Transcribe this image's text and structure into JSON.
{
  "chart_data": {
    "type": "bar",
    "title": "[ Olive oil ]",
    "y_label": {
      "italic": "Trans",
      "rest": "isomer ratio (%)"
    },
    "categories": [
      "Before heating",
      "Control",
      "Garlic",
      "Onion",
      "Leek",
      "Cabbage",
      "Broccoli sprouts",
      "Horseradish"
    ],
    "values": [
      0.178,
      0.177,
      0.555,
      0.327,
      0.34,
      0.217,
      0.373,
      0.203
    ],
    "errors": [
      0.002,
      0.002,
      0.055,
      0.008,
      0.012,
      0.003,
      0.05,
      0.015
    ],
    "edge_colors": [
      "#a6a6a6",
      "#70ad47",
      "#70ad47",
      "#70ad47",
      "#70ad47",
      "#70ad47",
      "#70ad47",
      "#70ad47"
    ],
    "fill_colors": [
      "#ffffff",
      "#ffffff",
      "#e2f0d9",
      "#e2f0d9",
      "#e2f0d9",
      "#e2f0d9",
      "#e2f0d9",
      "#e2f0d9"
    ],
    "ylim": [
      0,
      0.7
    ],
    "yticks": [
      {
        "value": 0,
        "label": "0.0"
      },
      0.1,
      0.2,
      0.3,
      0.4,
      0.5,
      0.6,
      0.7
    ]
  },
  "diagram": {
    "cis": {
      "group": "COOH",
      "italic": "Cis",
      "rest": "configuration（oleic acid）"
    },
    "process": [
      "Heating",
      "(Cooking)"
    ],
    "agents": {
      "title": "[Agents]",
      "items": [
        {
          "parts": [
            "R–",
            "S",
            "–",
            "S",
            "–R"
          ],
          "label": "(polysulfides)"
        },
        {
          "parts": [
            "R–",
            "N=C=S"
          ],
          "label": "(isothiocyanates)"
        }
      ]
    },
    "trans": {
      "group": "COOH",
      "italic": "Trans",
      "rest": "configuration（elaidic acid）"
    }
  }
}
┄┄┄┄┄┄
WHAT THE TASK REQUIRES: Go through the data and return every record exactly.

OUTPUT BELOW:
Transcribe this image's text and structure into JSON.
{
  "chart_data": {
    "type": "bar",
    "title": "[ Olive oil ]",
    "y_label": {
      "italic": "Trans",
      "rest": "isomer ratio (%)"
    },
    "categories": [
      "Before heating",
      "Control",
      "Garlic",
      "Onion",
      "Leek",
      "Cabbage",
      "Broccoli sprouts",
      "Horseradish"
    ],
    "values": [
      0.178,
      0.177,
      0.555,
      0.327,
      0.34,
      0.217,
      0.373,
      0.203
    ],
    "errors": [
      0.002,
      0.002,
      0.055,
      0.008,
      0.012,
      0.003,
      0.05,
      0.015
    ],
    "edge_colors": [
      "#a6a6a6",
      "#70ad47",
      "#70ad47",
      "#70ad47",
      "#70ad47",
      "#70ad47",
      "#70ad47",
      "#70ad47"
    ],
    "fill_colors": [
      "#ffffff",
      "#ffffff",
      "#e2f0d9",
      "#e2f0d9",
      "#e2f0d9",
      "#e2f0d9",
      "#e2f0d9",
      "#e2f0d9"
    ],
    "ylim": [
      0,
      0.7
    ],
    "yticks": [
      {
        "value": 0,
        "label": "0.0"
      },
      0.1,
      0.2,
      0.3,
      0.4,
      0.5,
      0.6,
      0.7
    ]
  },
  "diagram": {
    "cis": {
      "group": "COOH",
      "italic": "Cis",
      "rest": "configuration（oleic acid）"
    },
    "process": [
      "Heating",
      "(Cooking)"
    ],
    "agents": {
      "title": "[Agents]",
      "items": [
        {
          "parts": [
            "R–",
            "S",
            "–",
            "S",
            "–R"
          ],
          "label": "(polysulfides)"
        },
        {
          "parts": [
            "R–",
            "N=C=S"
          ],
          "label": "(isothiocyanates)"
        }
      ]
    },
    "trans": {
      "group": "COOH",
      "italic": "Trans",
      "rest": "configuration（elaidic acid）"
    }
  }
}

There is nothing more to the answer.